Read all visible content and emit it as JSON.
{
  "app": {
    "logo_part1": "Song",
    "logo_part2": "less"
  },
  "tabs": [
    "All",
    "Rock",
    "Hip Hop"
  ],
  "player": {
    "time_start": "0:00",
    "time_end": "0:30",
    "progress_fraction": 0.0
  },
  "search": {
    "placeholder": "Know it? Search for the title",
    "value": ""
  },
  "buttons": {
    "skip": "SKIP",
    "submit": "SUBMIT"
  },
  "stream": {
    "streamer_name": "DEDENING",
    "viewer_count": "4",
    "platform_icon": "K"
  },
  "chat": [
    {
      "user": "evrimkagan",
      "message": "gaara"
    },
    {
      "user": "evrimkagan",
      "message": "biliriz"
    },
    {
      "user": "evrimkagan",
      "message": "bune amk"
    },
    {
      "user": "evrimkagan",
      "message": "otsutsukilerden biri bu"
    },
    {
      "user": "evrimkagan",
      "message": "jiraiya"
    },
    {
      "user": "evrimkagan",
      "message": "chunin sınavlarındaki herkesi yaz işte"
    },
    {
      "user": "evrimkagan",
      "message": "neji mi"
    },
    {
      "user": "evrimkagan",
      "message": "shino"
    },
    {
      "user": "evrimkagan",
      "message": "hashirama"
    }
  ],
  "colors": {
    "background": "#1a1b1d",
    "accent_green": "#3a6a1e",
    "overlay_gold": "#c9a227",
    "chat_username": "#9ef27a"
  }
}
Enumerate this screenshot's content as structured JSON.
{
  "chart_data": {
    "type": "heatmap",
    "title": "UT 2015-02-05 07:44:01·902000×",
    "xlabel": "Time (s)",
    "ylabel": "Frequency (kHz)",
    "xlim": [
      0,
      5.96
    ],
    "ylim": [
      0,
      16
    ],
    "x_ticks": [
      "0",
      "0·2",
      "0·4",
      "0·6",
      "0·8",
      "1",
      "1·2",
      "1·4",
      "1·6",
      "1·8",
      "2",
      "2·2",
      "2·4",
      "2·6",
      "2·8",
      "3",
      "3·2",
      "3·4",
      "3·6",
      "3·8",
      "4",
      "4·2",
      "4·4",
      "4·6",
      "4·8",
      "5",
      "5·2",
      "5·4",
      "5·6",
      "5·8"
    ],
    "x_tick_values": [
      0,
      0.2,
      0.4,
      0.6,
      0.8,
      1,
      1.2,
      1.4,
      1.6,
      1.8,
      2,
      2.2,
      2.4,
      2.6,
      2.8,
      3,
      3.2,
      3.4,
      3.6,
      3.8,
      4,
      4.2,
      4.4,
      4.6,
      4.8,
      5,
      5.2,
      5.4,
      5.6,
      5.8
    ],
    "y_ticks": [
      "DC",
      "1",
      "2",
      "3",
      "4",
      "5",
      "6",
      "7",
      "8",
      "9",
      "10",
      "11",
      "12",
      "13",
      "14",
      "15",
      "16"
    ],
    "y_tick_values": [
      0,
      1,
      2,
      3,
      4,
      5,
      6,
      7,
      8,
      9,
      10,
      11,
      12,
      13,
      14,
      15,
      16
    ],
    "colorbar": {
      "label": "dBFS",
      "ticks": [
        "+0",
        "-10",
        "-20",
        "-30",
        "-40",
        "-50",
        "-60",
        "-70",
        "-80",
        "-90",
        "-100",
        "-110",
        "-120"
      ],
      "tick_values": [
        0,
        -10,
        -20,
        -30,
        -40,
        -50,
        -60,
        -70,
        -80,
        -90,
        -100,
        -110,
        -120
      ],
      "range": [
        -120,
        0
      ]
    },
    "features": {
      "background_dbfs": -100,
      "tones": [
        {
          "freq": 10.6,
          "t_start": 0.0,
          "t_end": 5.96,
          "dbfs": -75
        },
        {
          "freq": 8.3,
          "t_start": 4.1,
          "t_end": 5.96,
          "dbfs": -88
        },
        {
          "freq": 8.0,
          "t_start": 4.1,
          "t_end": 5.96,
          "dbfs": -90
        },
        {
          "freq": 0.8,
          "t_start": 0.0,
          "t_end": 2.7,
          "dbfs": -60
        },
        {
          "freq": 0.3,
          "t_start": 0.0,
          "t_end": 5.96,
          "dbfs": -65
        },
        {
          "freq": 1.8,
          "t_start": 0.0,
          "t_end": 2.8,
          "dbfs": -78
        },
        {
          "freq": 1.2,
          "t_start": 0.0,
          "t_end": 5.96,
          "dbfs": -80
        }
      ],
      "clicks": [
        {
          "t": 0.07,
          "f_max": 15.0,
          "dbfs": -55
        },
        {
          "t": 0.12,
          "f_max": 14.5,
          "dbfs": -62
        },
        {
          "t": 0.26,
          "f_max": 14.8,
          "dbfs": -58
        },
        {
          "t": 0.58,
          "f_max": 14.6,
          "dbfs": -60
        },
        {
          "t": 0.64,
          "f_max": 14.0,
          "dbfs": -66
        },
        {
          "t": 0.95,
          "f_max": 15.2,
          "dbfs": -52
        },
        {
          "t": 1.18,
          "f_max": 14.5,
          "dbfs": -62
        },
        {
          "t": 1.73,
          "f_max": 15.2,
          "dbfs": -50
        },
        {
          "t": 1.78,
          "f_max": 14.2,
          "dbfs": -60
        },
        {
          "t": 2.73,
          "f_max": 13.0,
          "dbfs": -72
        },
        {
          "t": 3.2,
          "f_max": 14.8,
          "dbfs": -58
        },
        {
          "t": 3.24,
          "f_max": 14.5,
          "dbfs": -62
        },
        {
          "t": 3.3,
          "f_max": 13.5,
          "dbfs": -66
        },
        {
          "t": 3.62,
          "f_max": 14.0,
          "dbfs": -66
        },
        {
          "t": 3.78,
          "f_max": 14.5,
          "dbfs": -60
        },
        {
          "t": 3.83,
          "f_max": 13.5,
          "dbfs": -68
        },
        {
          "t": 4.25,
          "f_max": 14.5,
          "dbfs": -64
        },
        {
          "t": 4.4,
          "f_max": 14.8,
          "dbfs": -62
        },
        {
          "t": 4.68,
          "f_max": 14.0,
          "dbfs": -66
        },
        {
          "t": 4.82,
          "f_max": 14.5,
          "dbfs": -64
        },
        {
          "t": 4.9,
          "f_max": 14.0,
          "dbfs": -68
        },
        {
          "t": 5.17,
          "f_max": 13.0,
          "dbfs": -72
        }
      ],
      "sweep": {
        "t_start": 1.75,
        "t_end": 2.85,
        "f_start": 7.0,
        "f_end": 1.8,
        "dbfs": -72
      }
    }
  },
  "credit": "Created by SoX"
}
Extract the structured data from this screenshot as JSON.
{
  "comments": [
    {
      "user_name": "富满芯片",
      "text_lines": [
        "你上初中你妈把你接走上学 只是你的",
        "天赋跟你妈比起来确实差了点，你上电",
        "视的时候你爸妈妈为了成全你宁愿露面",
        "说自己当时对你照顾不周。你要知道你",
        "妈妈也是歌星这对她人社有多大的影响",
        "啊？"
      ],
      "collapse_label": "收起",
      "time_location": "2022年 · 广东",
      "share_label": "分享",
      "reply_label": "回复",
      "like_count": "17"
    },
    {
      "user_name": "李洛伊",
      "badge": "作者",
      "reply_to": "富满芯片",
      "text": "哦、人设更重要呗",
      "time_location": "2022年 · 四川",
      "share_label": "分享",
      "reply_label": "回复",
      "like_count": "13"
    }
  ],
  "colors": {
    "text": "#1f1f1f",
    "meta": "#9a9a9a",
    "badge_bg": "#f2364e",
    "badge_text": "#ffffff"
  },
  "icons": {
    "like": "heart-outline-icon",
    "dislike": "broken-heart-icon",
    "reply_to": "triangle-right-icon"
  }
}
—————
## YOUR OBJECTIVE
Out of the records, collect only those lines that contain the string "structured".

## WRITTEN SOLUTION
Enumerate this screenshot's content as structured JSON.
Extract the structured data from this screenshot as JSON.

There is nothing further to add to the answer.